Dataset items
○ ○ ○
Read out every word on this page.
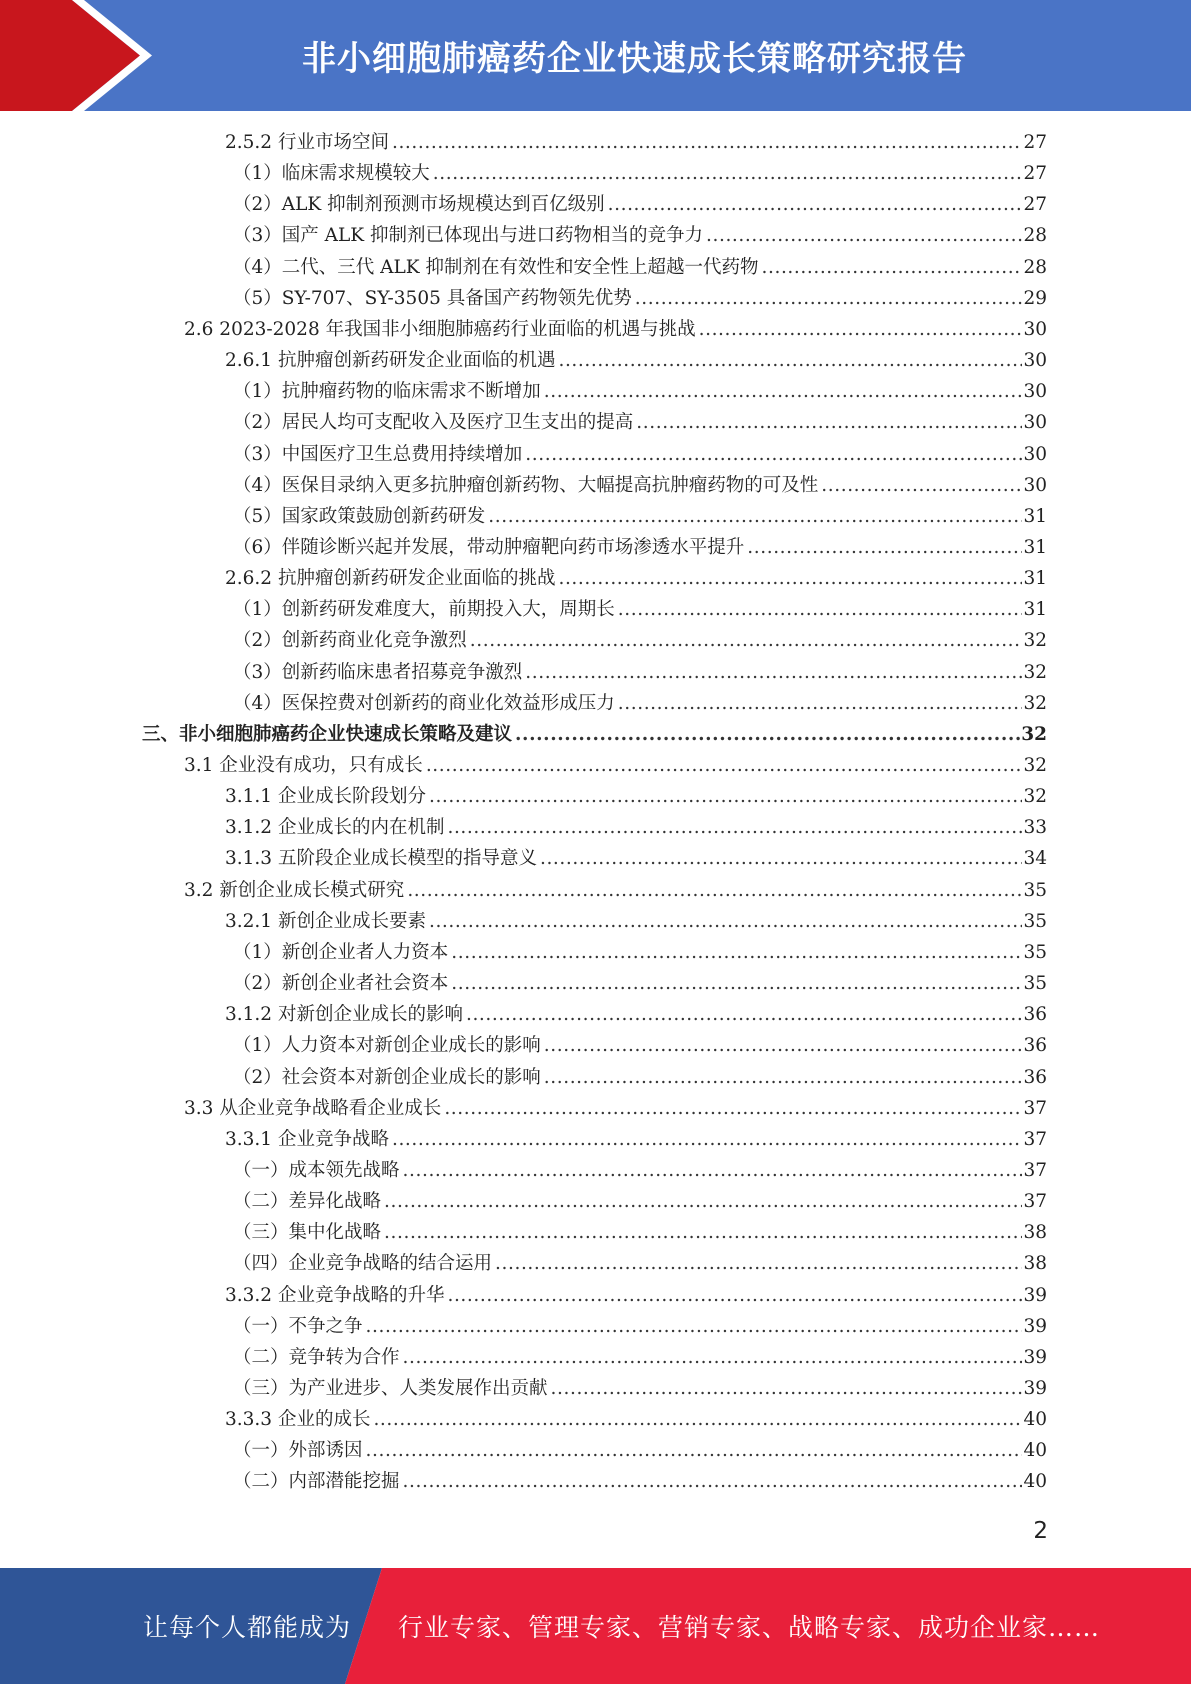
非小细胞肺癌药企业快速成长策略研究报告
2.5.2 行业市场空间 .....	27
（1）临床需求规模较大 .....	27
（2）ALK 抑制剂预测市场规模达到百亿级别 .....	27
（3）国产 ALK 抑制剂已体现出与进口药物相当的竞争力 .....	28
（4）二代、三代 ALK 抑制剂在有效性和安全性上超越一代药物 .....	28
（5）SY-707、SY-3505 具备国产药物领先优势 .....	29
2.6 2023-2028 年我国非小细胞肺癌药行业面临的机遇与挑战 .....	30
2.6.1 抗肿瘤创新药研发企业面临的机遇 .....	30
（1）抗肿瘤药物的临床需求不断增加 .....	30
（2）居民人均可支配收入及医疗卫生支出的提高 .....	30
（3）中国医疗卫生总费用持续增加 .....	30
（4）医保目录纳入更多抗肿瘤创新药物、大幅提高抗肿瘤药物的可及性 .....	30
（5）国家政策鼓励创新药研发 .....	31
（6）伴随诊断兴起并发展，带动肿瘤靶向药市场渗透水平提升 .....	31
2.6.2 抗肿瘤创新药研发企业面临的挑战 .....	31
（1）创新药研发难度大，前期投入大，周期长 .....	31
（2）创新药商业化竞争激烈 .....	32
（3）创新药临床患者招募竞争激烈 .....	32
（4）医保控费对创新药的商业化效益形成压力 .....	32
三、非小细胞肺癌药企业快速成长策略及建议 .....	32
3.1 企业没有成功，只有成长 .....	32
3.1.1 企业成长阶段划分 .....	32
3.1.2 企业成长的内在机制 .....	33
3.1.3 五阶段企业成长模型的指导意义 .....	34
3.2 新创企业成长模式研究 .....	35
3.2.1 新创企业成长要素 .....	35
（1）新创企业者人力资本 .....	35
（2）新创企业者社会资本 .....	35
3.1.2 对新创企业成长的影响 .....	36
（1）人力资本对新创企业成长的影响 .....	36
（2）社会资本对新创企业成长的影响 .....	36
3.3 从企业竞争战略看企业成长 .....	37
3.3.1 企业竞争战略 .....	37
（一）成本领先战略 .....	37
（二）差异化战略 .....	37
（三）集中化战略 .....	38
（四）企业竞争战略的结合运用 .....	38
3.3.2 企业竞争战略的升华 .....	39
（一）不争之争 .....	39
（二）竞争转为合作 .....	39
（三）为产业进步、人类发展作出贡献 .....	39
3.3.3 企业的成长 .....	40
（一）外部诱因 .....	40
（二）内部潜能挖掘 .....	40
2
让每个人都能成为 行业专家、管理专家、营销专家、战略专家、成功企业家……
○ ○ ○
▶ _Task to carry out_
Print each of the records above exactly as written, leaving no picture in the copy.

▶ _Task answer_
Read out every word on this page.
非小细胞肺癌药企业快速成长策略研究报告
2.5.2 行业市场空间 .....	27
（1）临床需求规模较大 .....	27
（2）ALK 抑制剂预测市场规模达到百亿级别 .....	27
（3）国产 ALK 抑制剂已体现出与进口药物相当的竞争力 .....	28
（4）二代、三代 ALK 抑制剂在有效性和安全性上超越一代药物 .....	28
（5）SY-707、SY-3505 具备国产药物领先优势 .....	29
2.6 2023-2028 年我国非小细胞肺癌药行业面临的机遇与挑战 .....	30
2.6.1 抗肿瘤创新药研发企业面临的机遇 .....	30
（1）抗肿瘤药物的临床需求不断增加 .....	30
（2）居民人均可支配收入及医疗卫生支出的提高 .....	30
（3）中国医疗卫生总费用持续增加 .....	30
（4）医保目录纳入更多抗肿瘤创新药物、大幅提高抗肿瘤药物的可及性 .....	30
（5）国家政策鼓励创新药研发 .....	31
（6）伴随诊断兴起并发展，带动肿瘤靶向药市场渗透水平提升 .....	31
2.6.2 抗肿瘤创新药研发企业面临的挑战 .....	31
（1）创新药研发难度大，前期投入大，周期长 .....	31
（2）创新药商业化竞争激烈 .....	32
（3）创新药临床患者招募竞争激烈 .....	32
（4）医保控费对创新药的商业化效益形成压力 .....	32
三、非小细胞肺癌药企业快速成长策略及建议 .....	32
3.1 企业没有成功，只有成长 .....	32
3.1.1 企业成长阶段划分 .....	32
3.1.2 企业成长的内在机制 .....	33
3.1.3 五阶段企业成长模型的指导意义 .....	34
3.2 新创企业成长模式研究 .....	35
3.2.1 新创企业成长要素 .....	35
（1）新创企业者人力资本 .....	35
（2）新创企业者社会资本 .....	35
3.1.2 对新创企业成长的影响 .....	36
（1）人力资本对新创企业成长的影响 .....	36
（2）社会资本对新创企业成长的影响 .....	36
3.3 从企业竞争战略看企业成长 .....	37
3.3.1 企业竞争战略 .....	37
（一）成本领先战略 .....	37
（二）差异化战略 .....	37
（三）集中化战略 .....	38
（四）企业竞争战略的结合运用 .....	38
3.3.2 企业竞争战略的升华 .....	39
（一）不争之争 .....	39
（二）竞争转为合作 .....	39
（三）为产业进步、人类发展作出贡献 .....	39
3.3.3 企业的成长 .....	40
（一）外部诱因 .....	40
（二）内部潜能挖掘 .....	40
2
让每个人都能成为 行业专家、管理专家、营销专家、战略专家、成功企业家……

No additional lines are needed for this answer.